- **STATED EXERCISE**: Wherever the string "заявителю" occurs in a line of these records, report that line.

Stored records
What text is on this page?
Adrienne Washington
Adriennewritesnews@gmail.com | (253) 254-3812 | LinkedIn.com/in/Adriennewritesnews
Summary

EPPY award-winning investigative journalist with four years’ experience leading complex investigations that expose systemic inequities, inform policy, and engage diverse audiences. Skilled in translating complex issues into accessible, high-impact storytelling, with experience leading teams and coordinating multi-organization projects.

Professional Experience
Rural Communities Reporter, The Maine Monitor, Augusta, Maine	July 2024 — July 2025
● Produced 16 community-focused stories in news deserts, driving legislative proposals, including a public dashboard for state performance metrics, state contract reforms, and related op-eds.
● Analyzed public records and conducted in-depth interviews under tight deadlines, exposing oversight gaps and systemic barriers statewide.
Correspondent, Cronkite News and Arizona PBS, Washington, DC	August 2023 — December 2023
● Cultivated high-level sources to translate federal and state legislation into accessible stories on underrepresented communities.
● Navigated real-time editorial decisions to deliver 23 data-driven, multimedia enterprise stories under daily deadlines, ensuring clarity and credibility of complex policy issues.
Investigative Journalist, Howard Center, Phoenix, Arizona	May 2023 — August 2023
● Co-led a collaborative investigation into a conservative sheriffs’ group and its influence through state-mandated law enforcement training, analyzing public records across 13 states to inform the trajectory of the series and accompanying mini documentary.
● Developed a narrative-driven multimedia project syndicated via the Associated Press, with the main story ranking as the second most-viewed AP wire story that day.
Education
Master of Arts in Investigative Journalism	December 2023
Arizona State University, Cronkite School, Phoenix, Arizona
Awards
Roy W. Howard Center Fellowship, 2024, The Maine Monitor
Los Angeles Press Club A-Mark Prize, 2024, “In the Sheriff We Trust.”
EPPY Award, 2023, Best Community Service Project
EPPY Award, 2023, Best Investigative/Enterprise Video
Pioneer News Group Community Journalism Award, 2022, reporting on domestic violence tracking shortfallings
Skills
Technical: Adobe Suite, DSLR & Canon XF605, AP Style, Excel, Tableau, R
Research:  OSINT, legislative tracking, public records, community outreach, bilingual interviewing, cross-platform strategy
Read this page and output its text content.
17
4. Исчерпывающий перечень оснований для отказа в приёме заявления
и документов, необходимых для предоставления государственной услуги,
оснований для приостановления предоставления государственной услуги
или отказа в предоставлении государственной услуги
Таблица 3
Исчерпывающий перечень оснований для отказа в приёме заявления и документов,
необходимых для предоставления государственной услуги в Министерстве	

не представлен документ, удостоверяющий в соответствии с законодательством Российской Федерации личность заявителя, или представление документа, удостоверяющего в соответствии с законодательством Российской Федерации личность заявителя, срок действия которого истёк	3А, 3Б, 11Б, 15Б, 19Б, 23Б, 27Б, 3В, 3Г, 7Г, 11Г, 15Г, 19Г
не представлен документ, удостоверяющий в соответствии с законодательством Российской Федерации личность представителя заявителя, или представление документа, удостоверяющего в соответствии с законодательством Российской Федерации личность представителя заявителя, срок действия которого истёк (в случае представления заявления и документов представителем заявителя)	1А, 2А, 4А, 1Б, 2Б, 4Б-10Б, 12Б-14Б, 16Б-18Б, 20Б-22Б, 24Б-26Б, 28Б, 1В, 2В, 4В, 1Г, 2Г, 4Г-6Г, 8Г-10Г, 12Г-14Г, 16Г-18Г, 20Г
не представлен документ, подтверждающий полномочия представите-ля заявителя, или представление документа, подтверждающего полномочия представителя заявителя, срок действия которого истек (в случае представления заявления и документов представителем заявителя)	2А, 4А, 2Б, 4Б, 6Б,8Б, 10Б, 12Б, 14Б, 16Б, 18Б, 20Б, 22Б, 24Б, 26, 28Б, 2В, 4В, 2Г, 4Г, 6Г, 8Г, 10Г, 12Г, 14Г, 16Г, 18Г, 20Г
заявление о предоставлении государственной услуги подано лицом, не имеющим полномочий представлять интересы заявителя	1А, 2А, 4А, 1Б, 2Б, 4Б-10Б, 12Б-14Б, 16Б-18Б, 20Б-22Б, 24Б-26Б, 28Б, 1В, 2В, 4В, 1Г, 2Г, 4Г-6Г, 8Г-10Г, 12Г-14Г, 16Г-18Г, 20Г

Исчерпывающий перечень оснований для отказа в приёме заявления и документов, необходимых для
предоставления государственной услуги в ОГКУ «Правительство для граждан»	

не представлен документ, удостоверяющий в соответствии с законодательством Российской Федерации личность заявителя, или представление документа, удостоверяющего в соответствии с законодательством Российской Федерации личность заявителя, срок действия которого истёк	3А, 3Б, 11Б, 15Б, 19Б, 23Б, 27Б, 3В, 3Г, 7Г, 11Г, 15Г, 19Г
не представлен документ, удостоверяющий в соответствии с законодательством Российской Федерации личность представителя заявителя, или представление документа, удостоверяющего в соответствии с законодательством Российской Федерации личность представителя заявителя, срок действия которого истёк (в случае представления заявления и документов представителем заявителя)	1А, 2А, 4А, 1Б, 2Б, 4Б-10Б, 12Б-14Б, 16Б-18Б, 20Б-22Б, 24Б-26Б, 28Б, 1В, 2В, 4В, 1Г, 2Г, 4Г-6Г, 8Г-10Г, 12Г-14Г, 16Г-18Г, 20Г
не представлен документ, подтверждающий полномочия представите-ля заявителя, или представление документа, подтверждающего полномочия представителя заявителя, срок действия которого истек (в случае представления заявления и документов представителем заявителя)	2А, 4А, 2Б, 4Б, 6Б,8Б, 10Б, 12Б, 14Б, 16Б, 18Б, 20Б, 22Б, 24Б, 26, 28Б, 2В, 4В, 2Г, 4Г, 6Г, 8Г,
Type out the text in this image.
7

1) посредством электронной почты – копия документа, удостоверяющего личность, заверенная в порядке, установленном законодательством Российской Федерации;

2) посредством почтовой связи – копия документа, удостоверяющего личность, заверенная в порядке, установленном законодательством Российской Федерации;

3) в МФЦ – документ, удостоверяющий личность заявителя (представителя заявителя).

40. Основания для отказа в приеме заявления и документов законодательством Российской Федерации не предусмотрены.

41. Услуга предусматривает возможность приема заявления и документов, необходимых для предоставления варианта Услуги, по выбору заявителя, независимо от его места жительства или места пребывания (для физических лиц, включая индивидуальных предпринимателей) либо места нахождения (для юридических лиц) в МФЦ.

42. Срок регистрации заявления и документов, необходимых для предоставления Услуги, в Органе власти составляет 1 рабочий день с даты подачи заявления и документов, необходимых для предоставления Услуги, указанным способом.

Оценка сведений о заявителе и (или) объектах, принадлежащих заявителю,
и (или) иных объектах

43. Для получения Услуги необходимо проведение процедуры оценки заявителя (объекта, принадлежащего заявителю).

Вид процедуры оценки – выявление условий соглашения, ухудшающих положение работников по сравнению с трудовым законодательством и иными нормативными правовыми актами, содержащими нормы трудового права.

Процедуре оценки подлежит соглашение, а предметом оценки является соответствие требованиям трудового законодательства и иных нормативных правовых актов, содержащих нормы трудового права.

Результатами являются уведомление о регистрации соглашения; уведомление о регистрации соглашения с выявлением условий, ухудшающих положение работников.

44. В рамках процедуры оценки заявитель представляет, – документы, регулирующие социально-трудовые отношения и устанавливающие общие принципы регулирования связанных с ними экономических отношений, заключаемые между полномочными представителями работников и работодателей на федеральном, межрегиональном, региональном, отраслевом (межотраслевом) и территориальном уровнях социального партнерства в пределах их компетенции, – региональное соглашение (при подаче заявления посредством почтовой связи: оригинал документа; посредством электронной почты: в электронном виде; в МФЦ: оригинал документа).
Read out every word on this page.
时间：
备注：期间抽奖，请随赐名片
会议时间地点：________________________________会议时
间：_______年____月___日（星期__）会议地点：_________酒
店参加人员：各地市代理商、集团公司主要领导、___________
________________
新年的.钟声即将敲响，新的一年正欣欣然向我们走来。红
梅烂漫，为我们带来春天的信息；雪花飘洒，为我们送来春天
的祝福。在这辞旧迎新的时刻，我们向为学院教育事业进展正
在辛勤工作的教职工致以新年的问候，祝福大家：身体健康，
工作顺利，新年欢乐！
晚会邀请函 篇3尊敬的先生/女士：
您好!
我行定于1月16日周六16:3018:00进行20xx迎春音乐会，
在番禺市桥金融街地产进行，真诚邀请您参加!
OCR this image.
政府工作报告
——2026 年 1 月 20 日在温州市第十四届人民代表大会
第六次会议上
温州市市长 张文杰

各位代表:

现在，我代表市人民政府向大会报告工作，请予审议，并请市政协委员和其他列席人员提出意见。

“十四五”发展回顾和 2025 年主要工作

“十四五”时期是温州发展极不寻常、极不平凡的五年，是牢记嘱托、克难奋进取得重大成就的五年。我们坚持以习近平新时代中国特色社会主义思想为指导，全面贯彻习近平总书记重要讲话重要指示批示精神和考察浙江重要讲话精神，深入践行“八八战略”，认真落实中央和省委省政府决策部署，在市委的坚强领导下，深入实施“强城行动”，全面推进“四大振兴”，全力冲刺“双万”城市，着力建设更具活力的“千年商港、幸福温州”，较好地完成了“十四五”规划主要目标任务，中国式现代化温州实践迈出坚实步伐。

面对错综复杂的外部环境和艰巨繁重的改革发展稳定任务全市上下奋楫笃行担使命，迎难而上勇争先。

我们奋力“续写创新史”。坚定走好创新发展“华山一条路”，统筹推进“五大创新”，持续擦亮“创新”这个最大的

- **WORKED SOLUTION**:
Оценка сведений о заявителе и (или) объектах, принадлежащих заявителю,
43. Для получения Услуги необходимо проведение процедуры оценки заявителя (объекта, принадлежащего заявителю).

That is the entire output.